Records to process ::
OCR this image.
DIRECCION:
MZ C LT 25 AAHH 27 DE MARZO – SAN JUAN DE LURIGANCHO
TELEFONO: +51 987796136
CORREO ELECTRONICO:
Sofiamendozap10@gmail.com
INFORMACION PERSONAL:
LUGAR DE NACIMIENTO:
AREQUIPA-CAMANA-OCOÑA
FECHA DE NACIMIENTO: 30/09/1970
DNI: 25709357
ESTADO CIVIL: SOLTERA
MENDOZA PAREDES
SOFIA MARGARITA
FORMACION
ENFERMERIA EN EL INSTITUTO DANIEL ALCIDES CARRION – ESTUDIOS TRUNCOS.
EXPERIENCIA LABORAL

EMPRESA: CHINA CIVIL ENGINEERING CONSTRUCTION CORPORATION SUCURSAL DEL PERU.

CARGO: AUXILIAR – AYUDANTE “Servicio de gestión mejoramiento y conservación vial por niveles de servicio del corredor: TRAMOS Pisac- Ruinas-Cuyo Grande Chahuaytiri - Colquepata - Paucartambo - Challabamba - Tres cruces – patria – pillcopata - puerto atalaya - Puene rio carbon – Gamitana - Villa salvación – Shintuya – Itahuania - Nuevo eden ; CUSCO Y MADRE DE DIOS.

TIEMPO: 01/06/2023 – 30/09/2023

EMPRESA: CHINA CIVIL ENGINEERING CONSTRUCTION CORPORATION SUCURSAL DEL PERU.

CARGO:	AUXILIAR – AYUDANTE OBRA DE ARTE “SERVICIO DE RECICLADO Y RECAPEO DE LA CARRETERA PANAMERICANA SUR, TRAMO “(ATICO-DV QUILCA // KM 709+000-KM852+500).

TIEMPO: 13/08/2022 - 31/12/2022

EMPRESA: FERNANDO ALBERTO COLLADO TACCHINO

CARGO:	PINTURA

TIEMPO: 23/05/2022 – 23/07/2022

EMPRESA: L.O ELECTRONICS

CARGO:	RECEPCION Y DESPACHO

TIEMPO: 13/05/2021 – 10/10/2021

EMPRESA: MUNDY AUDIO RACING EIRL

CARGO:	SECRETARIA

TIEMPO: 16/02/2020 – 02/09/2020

Exercise goal :: Return every entry verbatim.

Written response ::
OCR this image.
DIRECCION:
MZ C LT 25 AAHH 27 DE MARZO – SAN JUAN DE LURIGANCHO
TELEFONO: +51 987796136
CORREO ELECTRONICO:
Sofiamendozap10@gmail.com
INFORMACION PERSONAL:
LUGAR DE NACIMIENTO:
AREQUIPA-CAMANA-OCOÑA
FECHA DE NACIMIENTO: 30/09/1970
DNI: 25709357
ESTADO CIVIL: SOLTERA
MENDOZA PAREDES
SOFIA MARGARITA
FORMACION
ENFERMERIA EN EL INSTITUTO DANIEL ALCIDES CARRION – ESTUDIOS TRUNCOS.
EXPERIENCIA LABORAL

EMPRESA: CHINA CIVIL ENGINEERING CONSTRUCTION CORPORATION SUCURSAL DEL PERU.

CARGO: AUXILIAR – AYUDANTE “Servicio de gestión mejoramiento y conservación vial por niveles de servicio del corredor: TRAMOS Pisac- Ruinas-Cuyo Grande Chahuaytiri - Colquepata - Paucartambo - Challabamba - Tres cruces – patria – pillcopata - puerto atalaya - Puene rio carbon – Gamitana - Villa salvación – Shintuya – Itahuania - Nuevo eden ; CUSCO Y MADRE DE DIOS.

TIEMPO: 01/06/2023 – 30/09/2023

EMPRESA: CHINA CIVIL ENGINEERING CONSTRUCTION CORPORATION SUCURSAL DEL PERU.

CARGO:	AUXILIAR – AYUDANTE OBRA DE ARTE “SERVICIO DE RECICLADO Y RECAPEO DE LA CARRETERA PANAMERICANA SUR, TRAMO “(ATICO-DV QUILCA // KM 709+000-KM852+500).

TIEMPO: 13/08/2022 - 31/12/2022

EMPRESA: FERNANDO ALBERTO COLLADO TACCHINO

CARGO:	PINTURA

TIEMPO: 23/05/2022 – 23/07/2022

EMPRESA: L.O ELECTRONICS

CARGO:	RECEPCION Y DESPACHO

TIEMPO: 13/05/2021 – 10/10/2021

EMPRESA: MUNDY AUDIO RACING EIRL

CARGO:	SECRETARIA

TIEMPO: 16/02/2020 – 02/09/2020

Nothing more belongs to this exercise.